Exercise => Scan the records for the string "JSON"; copy each line where it occurs.
-- Begin Data listing --
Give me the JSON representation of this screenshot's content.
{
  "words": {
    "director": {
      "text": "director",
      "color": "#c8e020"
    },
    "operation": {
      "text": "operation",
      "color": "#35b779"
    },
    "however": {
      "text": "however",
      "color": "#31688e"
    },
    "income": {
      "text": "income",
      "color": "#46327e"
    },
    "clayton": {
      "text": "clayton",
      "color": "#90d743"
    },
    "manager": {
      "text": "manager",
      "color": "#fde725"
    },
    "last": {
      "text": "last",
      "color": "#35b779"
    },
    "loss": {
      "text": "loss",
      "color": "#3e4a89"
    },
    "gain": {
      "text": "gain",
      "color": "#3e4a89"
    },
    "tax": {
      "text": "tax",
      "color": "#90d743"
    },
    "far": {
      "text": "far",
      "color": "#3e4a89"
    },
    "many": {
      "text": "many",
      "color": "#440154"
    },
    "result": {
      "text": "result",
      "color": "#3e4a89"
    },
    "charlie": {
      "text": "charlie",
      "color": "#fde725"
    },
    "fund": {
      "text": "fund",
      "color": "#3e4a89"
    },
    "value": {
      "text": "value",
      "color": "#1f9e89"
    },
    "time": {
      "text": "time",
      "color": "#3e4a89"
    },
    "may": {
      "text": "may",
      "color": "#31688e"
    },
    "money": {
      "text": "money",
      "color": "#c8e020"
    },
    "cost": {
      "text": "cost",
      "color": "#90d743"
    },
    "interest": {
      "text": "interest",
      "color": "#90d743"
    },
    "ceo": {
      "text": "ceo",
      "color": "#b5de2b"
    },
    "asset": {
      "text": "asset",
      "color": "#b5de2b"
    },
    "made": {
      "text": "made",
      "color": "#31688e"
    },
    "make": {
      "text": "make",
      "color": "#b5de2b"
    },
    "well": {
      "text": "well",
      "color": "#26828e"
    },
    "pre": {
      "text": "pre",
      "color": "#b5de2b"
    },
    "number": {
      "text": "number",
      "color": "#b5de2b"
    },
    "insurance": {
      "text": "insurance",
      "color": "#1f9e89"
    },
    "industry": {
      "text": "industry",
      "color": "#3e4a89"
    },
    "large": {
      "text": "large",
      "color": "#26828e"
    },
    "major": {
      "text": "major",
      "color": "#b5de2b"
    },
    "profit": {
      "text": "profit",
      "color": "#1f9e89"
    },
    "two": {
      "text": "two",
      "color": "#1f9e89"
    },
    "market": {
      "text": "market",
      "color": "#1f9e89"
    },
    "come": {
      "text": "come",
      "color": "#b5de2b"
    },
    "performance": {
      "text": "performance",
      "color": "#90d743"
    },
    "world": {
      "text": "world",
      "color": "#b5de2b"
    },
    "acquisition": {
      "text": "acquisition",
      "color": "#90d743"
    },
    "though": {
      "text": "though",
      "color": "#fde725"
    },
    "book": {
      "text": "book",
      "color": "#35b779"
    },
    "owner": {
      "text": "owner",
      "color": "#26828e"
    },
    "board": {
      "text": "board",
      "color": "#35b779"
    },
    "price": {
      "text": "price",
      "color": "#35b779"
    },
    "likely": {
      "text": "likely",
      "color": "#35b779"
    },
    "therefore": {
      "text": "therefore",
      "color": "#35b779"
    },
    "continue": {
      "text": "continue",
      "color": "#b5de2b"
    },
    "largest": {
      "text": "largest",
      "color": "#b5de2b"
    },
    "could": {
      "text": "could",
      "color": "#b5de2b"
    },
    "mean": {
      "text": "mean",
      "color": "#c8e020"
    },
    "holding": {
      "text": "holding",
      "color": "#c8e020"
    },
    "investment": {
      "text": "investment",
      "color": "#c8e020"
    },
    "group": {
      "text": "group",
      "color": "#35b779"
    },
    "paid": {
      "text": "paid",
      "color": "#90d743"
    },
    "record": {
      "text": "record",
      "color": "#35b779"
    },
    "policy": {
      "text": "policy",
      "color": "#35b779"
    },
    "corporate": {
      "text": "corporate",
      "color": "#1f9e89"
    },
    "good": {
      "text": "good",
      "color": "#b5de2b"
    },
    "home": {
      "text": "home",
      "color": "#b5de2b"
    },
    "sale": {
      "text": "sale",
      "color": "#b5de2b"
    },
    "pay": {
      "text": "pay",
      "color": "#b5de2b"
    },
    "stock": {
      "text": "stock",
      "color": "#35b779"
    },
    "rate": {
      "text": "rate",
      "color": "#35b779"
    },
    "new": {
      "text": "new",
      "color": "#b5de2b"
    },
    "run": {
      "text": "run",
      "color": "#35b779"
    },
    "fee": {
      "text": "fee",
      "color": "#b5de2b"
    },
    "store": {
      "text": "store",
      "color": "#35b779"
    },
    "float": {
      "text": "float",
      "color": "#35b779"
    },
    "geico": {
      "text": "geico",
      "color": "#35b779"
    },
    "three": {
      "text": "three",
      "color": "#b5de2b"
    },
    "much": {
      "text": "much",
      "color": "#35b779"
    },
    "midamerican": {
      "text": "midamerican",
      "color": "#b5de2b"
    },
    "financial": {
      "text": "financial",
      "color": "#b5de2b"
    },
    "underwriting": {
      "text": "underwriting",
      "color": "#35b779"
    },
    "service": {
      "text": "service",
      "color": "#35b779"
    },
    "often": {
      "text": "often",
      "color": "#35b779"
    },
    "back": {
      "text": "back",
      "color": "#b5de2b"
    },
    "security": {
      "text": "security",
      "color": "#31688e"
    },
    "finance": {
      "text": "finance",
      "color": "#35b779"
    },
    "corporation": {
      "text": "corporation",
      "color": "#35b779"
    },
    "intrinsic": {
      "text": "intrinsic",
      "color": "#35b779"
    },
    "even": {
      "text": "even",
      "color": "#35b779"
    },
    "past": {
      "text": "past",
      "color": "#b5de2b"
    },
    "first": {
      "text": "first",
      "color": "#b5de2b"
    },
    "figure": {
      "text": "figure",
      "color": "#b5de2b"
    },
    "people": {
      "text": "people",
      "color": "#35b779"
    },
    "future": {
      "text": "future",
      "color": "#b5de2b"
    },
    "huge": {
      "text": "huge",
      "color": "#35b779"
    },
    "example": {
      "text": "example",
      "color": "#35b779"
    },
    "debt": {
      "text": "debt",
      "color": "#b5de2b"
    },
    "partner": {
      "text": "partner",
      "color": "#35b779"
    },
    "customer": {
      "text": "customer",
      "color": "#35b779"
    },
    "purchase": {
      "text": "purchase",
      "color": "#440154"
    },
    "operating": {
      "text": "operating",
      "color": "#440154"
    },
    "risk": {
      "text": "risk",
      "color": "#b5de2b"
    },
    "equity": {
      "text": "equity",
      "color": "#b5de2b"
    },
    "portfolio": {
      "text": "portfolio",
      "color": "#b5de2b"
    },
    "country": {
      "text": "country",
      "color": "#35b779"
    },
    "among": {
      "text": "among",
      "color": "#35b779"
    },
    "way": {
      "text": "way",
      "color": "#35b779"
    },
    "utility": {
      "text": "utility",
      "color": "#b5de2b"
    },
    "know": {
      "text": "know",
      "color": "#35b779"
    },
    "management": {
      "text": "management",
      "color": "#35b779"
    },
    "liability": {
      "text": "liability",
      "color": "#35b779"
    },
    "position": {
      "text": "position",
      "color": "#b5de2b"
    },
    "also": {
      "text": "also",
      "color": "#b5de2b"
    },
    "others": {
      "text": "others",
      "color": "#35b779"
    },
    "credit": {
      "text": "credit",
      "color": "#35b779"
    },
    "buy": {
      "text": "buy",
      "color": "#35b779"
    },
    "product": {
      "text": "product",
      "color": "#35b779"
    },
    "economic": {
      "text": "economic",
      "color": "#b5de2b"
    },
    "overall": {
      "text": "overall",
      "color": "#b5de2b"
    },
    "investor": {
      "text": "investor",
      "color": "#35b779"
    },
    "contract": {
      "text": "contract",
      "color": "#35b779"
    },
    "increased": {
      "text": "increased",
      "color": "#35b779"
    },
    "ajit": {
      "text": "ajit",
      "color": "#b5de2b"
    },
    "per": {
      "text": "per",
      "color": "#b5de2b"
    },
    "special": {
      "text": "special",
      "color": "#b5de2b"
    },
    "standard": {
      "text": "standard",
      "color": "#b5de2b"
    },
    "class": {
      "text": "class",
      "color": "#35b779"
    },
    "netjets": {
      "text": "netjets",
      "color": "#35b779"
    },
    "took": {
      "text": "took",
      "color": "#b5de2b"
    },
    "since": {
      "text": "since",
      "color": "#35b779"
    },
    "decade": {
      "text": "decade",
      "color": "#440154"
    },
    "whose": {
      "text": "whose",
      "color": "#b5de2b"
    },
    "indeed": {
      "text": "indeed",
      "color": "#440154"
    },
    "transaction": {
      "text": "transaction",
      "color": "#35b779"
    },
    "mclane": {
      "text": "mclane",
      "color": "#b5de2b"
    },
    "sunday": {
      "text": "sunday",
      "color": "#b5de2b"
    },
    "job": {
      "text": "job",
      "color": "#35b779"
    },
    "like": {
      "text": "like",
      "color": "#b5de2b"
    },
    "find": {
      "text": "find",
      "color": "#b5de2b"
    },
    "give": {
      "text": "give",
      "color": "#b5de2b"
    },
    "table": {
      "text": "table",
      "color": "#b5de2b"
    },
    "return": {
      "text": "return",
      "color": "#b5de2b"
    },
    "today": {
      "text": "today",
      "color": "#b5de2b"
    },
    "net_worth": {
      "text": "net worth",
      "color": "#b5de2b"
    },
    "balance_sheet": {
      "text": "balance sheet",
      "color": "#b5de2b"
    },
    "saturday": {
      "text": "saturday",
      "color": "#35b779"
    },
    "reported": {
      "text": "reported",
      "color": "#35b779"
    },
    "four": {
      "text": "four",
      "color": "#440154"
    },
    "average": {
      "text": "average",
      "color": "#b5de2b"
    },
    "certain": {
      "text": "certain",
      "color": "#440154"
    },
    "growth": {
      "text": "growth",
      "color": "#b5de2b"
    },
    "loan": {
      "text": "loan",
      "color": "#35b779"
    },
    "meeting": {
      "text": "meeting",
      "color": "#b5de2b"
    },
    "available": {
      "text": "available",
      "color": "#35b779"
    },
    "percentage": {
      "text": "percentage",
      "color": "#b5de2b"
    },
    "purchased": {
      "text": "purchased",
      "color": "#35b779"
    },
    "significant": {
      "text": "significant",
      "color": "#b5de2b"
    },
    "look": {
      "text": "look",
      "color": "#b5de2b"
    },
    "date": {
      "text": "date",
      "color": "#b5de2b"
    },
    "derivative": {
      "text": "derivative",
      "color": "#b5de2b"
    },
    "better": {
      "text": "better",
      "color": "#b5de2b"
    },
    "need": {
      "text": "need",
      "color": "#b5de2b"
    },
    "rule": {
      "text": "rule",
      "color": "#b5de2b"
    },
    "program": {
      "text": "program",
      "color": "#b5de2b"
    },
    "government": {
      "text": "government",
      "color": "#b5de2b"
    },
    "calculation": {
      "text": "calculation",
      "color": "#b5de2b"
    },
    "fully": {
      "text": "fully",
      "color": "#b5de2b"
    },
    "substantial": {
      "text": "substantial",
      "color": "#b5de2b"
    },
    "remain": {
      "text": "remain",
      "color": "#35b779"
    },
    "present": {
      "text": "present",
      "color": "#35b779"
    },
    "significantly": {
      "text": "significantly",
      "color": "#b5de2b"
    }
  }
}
-- End Data listing --
-- Begin Data listing --
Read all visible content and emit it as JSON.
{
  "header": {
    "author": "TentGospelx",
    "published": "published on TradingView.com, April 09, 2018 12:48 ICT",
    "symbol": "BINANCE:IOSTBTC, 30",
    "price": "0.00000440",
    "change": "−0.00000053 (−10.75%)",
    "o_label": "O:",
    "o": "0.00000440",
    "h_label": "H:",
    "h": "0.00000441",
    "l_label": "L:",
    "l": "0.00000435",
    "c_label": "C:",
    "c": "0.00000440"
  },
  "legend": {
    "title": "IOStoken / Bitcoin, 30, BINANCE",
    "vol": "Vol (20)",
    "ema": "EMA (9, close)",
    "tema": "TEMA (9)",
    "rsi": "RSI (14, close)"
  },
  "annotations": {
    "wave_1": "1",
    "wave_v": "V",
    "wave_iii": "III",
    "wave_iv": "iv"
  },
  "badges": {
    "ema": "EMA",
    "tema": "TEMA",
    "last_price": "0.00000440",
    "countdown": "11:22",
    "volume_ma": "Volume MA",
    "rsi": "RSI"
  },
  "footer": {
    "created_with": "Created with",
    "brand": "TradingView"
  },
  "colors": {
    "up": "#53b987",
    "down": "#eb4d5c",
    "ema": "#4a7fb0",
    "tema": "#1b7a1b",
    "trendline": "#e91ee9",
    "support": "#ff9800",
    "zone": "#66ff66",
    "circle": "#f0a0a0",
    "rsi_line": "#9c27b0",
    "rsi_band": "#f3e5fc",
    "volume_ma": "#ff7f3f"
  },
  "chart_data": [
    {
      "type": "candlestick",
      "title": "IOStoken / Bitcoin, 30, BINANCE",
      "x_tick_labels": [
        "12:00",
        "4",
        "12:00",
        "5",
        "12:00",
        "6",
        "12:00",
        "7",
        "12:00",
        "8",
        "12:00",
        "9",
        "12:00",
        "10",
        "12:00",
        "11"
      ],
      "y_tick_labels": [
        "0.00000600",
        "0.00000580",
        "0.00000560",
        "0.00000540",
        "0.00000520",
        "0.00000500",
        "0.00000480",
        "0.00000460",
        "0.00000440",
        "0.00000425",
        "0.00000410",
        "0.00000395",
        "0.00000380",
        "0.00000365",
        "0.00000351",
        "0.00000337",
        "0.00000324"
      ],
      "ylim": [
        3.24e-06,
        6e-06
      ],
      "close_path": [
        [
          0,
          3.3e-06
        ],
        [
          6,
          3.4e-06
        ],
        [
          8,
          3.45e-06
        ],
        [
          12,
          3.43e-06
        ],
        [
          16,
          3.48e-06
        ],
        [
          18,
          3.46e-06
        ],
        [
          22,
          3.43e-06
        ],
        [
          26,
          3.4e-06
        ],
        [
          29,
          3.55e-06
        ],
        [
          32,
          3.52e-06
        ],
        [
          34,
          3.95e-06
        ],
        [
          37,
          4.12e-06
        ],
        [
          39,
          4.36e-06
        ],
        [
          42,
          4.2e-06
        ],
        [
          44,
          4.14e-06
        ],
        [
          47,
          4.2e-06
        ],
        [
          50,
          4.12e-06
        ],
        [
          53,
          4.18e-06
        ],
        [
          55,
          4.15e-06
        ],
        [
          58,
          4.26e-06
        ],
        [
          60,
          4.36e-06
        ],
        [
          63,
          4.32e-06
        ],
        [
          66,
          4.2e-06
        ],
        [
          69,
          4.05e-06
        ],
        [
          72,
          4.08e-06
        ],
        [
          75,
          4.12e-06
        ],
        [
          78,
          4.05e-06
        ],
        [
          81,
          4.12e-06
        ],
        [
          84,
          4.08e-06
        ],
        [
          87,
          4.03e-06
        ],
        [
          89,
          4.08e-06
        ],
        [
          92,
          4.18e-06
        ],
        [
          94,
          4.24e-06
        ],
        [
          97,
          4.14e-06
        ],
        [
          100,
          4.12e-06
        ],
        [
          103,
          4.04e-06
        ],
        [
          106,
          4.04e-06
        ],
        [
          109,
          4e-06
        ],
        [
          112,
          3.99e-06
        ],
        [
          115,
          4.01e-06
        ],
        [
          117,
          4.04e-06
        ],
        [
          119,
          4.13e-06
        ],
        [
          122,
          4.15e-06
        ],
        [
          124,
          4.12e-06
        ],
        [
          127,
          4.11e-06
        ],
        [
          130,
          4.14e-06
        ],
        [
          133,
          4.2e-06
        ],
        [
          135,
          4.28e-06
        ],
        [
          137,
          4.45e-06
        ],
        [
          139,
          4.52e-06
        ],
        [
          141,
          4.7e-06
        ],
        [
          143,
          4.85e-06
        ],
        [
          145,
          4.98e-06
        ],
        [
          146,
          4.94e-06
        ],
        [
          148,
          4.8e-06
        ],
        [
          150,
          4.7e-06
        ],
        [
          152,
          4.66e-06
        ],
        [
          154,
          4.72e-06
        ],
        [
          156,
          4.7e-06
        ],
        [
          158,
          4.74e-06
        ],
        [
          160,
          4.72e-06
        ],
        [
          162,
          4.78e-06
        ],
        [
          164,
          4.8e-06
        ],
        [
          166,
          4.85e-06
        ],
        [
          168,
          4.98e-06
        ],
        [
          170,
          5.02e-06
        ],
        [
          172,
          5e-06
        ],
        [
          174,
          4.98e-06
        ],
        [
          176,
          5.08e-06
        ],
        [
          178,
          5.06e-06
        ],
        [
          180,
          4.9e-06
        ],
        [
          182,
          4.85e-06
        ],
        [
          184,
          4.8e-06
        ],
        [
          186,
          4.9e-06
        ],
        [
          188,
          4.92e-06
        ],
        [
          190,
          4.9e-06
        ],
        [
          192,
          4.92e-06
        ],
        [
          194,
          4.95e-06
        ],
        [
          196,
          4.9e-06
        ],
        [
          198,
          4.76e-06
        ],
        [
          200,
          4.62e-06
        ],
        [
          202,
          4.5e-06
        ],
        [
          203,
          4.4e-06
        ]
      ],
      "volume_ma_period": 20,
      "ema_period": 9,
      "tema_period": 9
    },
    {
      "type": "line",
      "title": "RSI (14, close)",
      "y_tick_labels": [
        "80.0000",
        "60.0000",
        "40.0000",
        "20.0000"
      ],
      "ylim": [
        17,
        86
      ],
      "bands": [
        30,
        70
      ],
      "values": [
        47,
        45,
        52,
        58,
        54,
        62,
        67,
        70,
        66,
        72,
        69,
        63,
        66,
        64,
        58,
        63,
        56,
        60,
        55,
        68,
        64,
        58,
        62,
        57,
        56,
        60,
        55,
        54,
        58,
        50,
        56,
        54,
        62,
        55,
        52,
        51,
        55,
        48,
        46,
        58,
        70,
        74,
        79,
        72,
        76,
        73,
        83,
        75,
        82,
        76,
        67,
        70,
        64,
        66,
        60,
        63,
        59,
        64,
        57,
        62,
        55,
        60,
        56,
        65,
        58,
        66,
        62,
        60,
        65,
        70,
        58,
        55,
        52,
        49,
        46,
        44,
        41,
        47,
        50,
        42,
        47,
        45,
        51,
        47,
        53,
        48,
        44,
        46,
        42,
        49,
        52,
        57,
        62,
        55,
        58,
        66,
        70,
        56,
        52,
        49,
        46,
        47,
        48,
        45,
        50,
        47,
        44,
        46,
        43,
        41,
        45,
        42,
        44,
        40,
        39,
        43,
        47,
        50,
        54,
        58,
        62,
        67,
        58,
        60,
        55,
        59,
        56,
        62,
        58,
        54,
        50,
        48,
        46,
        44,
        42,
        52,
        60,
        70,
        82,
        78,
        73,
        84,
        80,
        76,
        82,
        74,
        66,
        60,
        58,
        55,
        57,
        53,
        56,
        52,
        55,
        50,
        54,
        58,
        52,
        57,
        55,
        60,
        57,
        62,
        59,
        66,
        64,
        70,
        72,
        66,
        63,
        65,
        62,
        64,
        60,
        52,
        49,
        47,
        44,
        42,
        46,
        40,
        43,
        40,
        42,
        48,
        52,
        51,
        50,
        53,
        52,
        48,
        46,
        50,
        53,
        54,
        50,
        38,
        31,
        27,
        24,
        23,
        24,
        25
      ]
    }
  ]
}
-- End Data listing --
Completed task =>
Give me the JSON representation of this screenshot's content.
Read all visible content and emit it as JSON.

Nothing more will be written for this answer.